▼

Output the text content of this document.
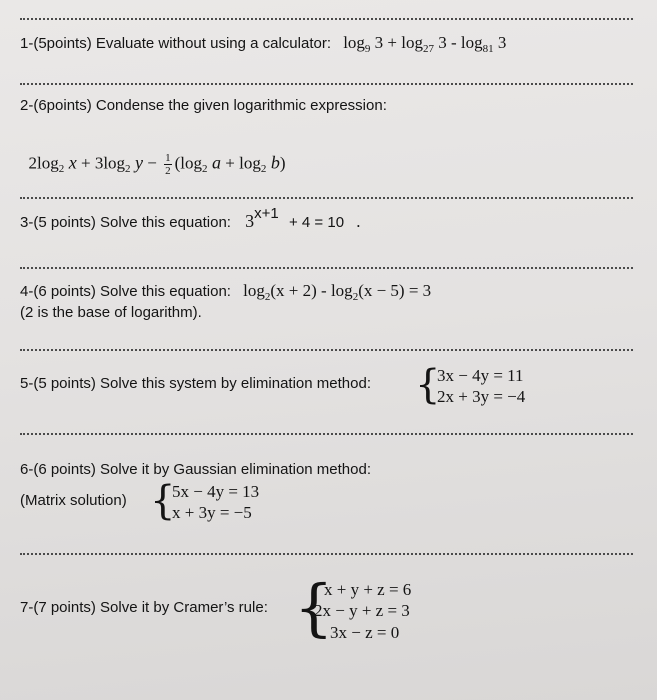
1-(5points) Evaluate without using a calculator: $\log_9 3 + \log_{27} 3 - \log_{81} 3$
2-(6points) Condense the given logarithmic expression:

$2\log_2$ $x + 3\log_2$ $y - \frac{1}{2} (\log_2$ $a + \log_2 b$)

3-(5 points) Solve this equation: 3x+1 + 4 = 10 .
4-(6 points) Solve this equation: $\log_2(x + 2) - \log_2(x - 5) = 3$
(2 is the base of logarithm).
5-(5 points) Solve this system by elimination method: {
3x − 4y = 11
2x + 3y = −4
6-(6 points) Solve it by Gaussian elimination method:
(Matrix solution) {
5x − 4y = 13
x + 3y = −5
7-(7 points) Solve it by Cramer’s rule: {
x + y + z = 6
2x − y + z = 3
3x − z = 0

▲
▼

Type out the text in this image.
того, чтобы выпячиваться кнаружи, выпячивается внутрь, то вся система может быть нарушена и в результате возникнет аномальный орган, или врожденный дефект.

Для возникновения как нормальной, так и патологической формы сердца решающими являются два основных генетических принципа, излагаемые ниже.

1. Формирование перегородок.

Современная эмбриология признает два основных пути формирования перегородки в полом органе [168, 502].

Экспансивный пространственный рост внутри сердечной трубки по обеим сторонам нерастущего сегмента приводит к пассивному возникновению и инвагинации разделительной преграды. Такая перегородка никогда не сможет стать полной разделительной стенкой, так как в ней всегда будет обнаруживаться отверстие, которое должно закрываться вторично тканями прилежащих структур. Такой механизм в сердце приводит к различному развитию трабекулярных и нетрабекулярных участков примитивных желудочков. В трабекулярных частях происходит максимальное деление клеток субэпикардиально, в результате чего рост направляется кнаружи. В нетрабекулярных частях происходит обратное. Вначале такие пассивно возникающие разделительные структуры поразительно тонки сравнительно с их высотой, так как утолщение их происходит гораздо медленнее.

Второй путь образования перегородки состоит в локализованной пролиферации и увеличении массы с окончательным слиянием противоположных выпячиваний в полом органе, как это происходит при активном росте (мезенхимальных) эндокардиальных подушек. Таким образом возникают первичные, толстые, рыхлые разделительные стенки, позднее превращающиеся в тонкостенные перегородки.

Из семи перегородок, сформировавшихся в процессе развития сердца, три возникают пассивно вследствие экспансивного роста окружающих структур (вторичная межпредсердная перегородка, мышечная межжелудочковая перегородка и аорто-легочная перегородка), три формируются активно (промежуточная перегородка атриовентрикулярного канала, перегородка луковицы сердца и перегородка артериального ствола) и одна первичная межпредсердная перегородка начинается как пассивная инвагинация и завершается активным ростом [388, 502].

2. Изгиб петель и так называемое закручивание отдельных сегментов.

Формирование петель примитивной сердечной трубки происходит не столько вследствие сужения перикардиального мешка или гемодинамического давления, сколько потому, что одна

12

▲
▼

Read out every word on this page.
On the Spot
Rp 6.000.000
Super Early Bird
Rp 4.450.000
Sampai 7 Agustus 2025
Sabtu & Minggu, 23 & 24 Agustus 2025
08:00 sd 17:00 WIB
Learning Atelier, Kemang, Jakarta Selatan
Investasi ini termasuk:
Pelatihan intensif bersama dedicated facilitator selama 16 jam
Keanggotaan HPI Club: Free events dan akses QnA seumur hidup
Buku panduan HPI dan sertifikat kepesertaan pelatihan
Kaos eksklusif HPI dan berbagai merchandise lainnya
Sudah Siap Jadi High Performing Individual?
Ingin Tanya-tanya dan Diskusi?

▲

* [Stated problem]: Read through the data and copy every line where "основных" shows up.

* [Task answer]:
Для возникновения как нормальной, так и патологической формы сердца решающими являются два основных генетических принципа, излагаемые ниже.
Современная эмбриология признает два основных пути формирования перегородки в полом органе [168, 502].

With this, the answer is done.